Input data:
....

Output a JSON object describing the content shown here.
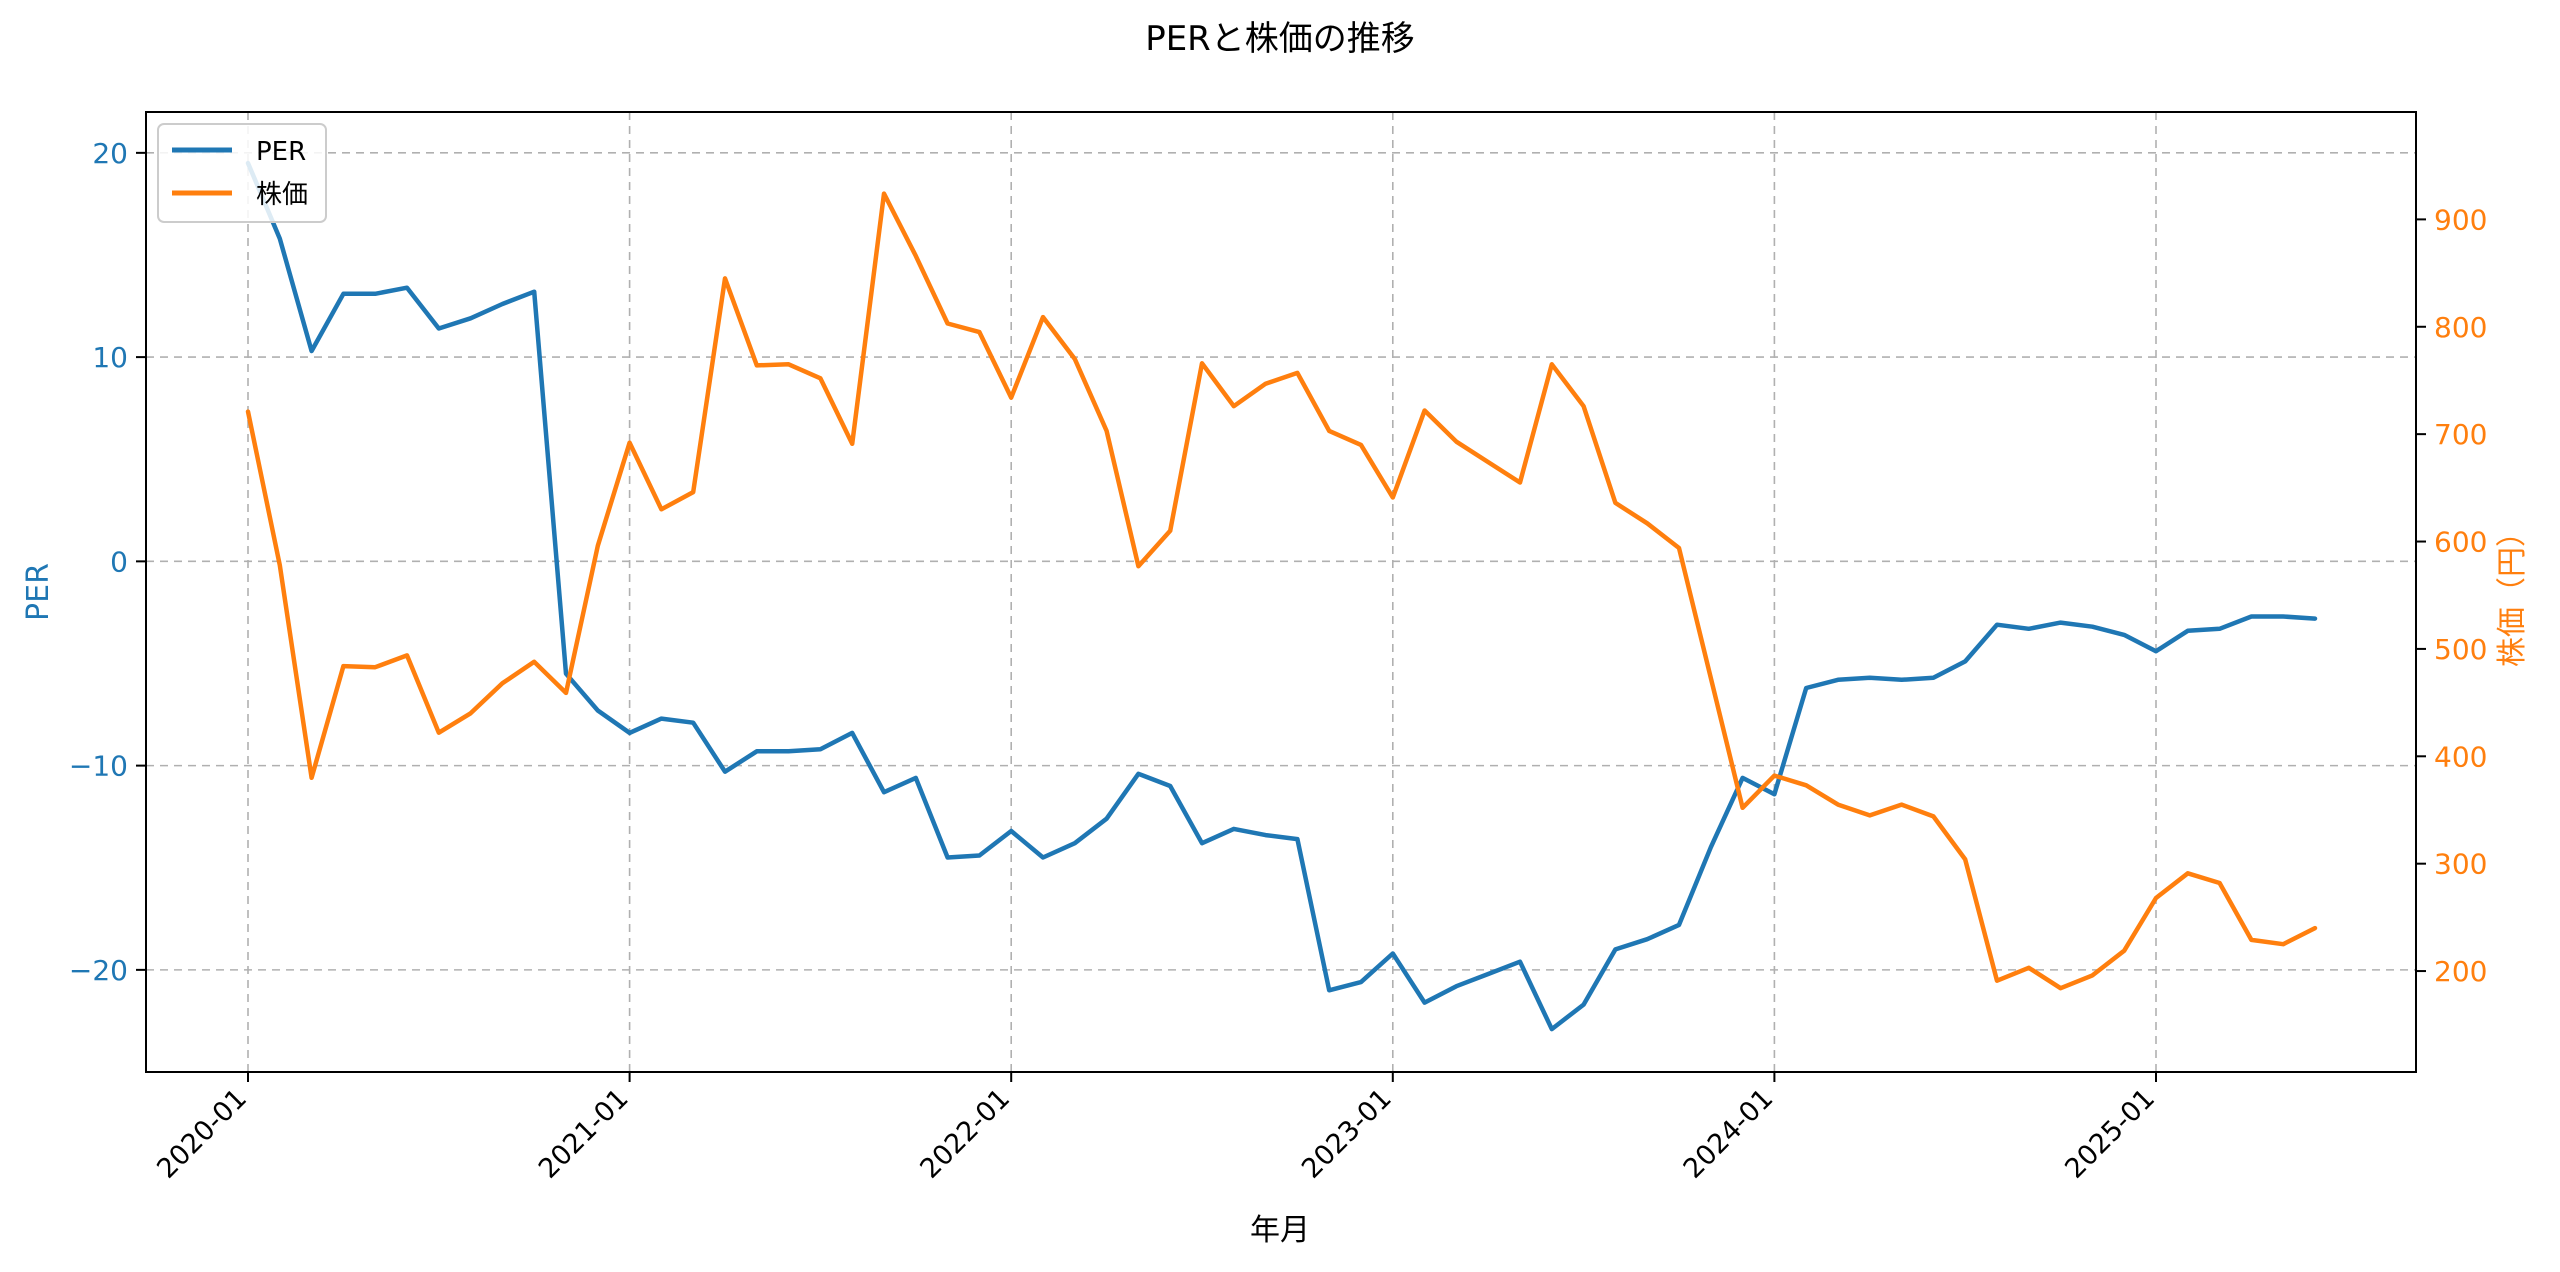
{
  "chart_data": {
    "type": "line",
    "title": "PERと株価の推移",
    "xlabel": "年月",
    "ylabel_left": "PER",
    "ylabel_right": "株価（円）",
    "x_ticks": [
      "2020-01",
      "2021-01",
      "2022-01",
      "2023-01",
      "2024-01",
      "2025-01"
    ],
    "y_left_ticks": [
      -20,
      -10,
      0,
      10,
      20
    ],
    "y_right_ticks": [
      200,
      300,
      400,
      500,
      600,
      700,
      800,
      900
    ],
    "ylim_left": [
      -25,
      22
    ],
    "ylim_right": [
      106,
      1000
    ],
    "grid": true,
    "legend_position": "upper-left",
    "colors": {
      "PER": "#1f77b4",
      "株価": "#ff7f0e"
    },
    "x": [
      "2020-01",
      "2020-02",
      "2020-03",
      "2020-04",
      "2020-05",
      "2020-06",
      "2020-07",
      "2020-08",
      "2020-09",
      "2020-10",
      "2020-11",
      "2020-12",
      "2021-01",
      "2021-02",
      "2021-03",
      "2021-04",
      "2021-05",
      "2021-06",
      "2021-07",
      "2021-08",
      "2021-09",
      "2021-10",
      "2021-11",
      "2021-12",
      "2022-01",
      "2022-02",
      "2022-03",
      "2022-04",
      "2022-05",
      "2022-06",
      "2022-07",
      "2022-08",
      "2022-09",
      "2022-10",
      "2022-11",
      "2022-12",
      "2023-01",
      "2023-02",
      "2023-03",
      "2023-04",
      "2023-05",
      "2023-06",
      "2023-07",
      "2023-08",
      "2023-09",
      "2023-10",
      "2023-11",
      "2023-12",
      "2024-01",
      "2024-02",
      "2024-03",
      "2024-04",
      "2024-05",
      "2024-06",
      "2024-07",
      "2024-08",
      "2024-09",
      "2024-10",
      "2024-11",
      "2024-12",
      "2025-01",
      "2025-02",
      "2025-03",
      "2025-04",
      "2025-05",
      "2025-06"
    ],
    "series": [
      {
        "name": "PER",
        "axis": "left",
        "values": [
          19.5,
          15.8,
          10.3,
          13.1,
          13.1,
          13.4,
          11.4,
          11.9,
          12.6,
          13.2,
          -5.5,
          -7.3,
          -8.4,
          -7.7,
          -7.9,
          -10.3,
          -9.3,
          -9.3,
          -9.2,
          -8.4,
          -11.3,
          -10.6,
          -14.5,
          -14.4,
          -13.2,
          -14.5,
          -13.8,
          -12.6,
          -10.4,
          -11.0,
          -13.8,
          -13.1,
          -13.4,
          -13.6,
          -21.0,
          -20.6,
          -19.2,
          -21.6,
          -20.8,
          -20.2,
          -19.6,
          -22.9,
          -21.7,
          -19.0,
          -18.5,
          -17.8,
          -14.0,
          -10.6,
          -11.4,
          -6.2,
          -5.8,
          -5.7,
          -5.8,
          -5.7,
          -4.9,
          -3.1,
          -3.3,
          -3.0,
          -3.2,
          -3.6,
          -4.4,
          -3.4,
          -3.3,
          -2.7,
          -2.7,
          -2.8
        ]
      },
      {
        "name": "株価",
        "axis": "right",
        "values": [
          721,
          578,
          380,
          484,
          483,
          494,
          422,
          440,
          468,
          488,
          459,
          596,
          692,
          630,
          646,
          845,
          764,
          765,
          752,
          691,
          924,
          866,
          803,
          795,
          734,
          809,
          770,
          703,
          577,
          610,
          766,
          726,
          747,
          757,
          703,
          690,
          641,
          722,
          693,
          674,
          655,
          765,
          726,
          636,
          617,
          594,
          473,
          352,
          382,
          373,
          355,
          345,
          355,
          344,
          304,
          191,
          203,
          184,
          196,
          219,
          268,
          291,
          282,
          229,
          225,
          240
        ]
      }
    ]
  }
}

....

Work required: Keep the pictures out of the copy and write out the data exactly as it stands.

Completed task:
Output a JSON object describing the content shown here.
{
  "chart_data": {
    "type": "line",
    "title": "PERと株価の推移",
    "xlabel": "年月",
    "ylabel_left": "PER",
    "ylabel_right": "株価（円）",
    "x_ticks": [
      "2020-01",
      "2021-01",
      "2022-01",
      "2023-01",
      "2024-01",
      "2025-01"
    ],
    "y_left_ticks": [
      -20,
      -10,
      0,
      10,
      20
    ],
    "y_right_ticks": [
      200,
      300,
      400,
      500,
      600,
      700,
      800,
      900
    ],
    "ylim_left": [
      -25,
      22
    ],
    "ylim_right": [
      106,
      1000
    ],
    "grid": true,
    "legend_position": "upper-left",
    "colors": {
      "PER": "#1f77b4",
      "株価": "#ff7f0e"
    },
    "x": [
      "2020-01",
      "2020-02",
      "2020-03",
      "2020-04",
      "2020-05",
      "2020-06",
      "2020-07",
      "2020-08",
      "2020-09",
      "2020-10",
      "2020-11",
      "2020-12",
      "2021-01",
      "2021-02",
      "2021-03",
      "2021-04",
      "2021-05",
      "2021-06",
      "2021-07",
      "2021-08",
      "2021-09",
      "2021-10",
      "2021-11",
      "2021-12",
      "2022-01",
      "2022-02",
      "2022-03",
      "2022-04",
      "2022-05",
      "2022-06",
      "2022-07",
      "2022-08",
      "2022-09",
      "2022-10",
      "2022-11",
      "2022-12",
      "2023-01",
      "2023-02",
      "2023-03",
      "2023-04",
      "2023-05",
      "2023-06",
      "2023-07",
      "2023-08",
      "2023-09",
      "2023-10",
      "2023-11",
      "2023-12",
      "2024-01",
      "2024-02",
      "2024-03",
      "2024-04",
      "2024-05",
      "2024-06",
      "2024-07",
      "2024-08",
      "2024-09",
      "2024-10",
      "2024-11",
      "2024-12",
      "2025-01",
      "2025-02",
      "2025-03",
      "2025-04",
      "2025-05",
      "2025-06"
    ],
    "series": [
      {
        "name": "PER",
        "axis": "left",
        "values": [
          19.5,
          15.8,
          10.3,
          13.1,
          13.1,
          13.4,
          11.4,
          11.9,
          12.6,
          13.2,
          -5.5,
          -7.3,
          -8.4,
          -7.7,
          -7.9,
          -10.3,
          -9.3,
          -9.3,
          -9.2,
          -8.4,
          -11.3,
          -10.6,
          -14.5,
          -14.4,
          -13.2,
          -14.5,
          -13.8,
          -12.6,
          -10.4,
          -11.0,
          -13.8,
          -13.1,
          -13.4,
          -13.6,
          -21.0,
          -20.6,
          -19.2,
          -21.6,
          -20.8,
          -20.2,
          -19.6,
          -22.9,
          -21.7,
          -19.0,
          -18.5,
          -17.8,
          -14.0,
          -10.6,
          -11.4,
          -6.2,
          -5.8,
          -5.7,
          -5.8,
          -5.7,
          -4.9,
          -3.1,
          -3.3,
          -3.0,
          -3.2,
          -3.6,
          -4.4,
          -3.4,
          -3.3,
          -2.7,
          -2.7,
          -2.8
        ]
      },
      {
        "name": "株価",
        "axis": "right",
        "values": [
          721,
          578,
          380,
          484,
          483,
          494,
          422,
          440,
          468,
          488,
          459,
          596,
          692,
          630,
          646,
          845,
          764,
          765,
          752,
          691,
          924,
          866,
          803,
          795,
          734,
          809,
          770,
          703,
          577,
          610,
          766,
          726,
          747,
          757,
          703,
          690,
          641,
          722,
          693,
          674,
          655,
          765,
          726,
          636,
          617,
          594,
          473,
          352,
          382,
          373,
          355,
          345,
          355,
          344,
          304,
          191,
          203,
          184,
          196,
          219,
          268,
          291,
          282,
          229,
          225,
          240
        ]
      }
    ]
  }
}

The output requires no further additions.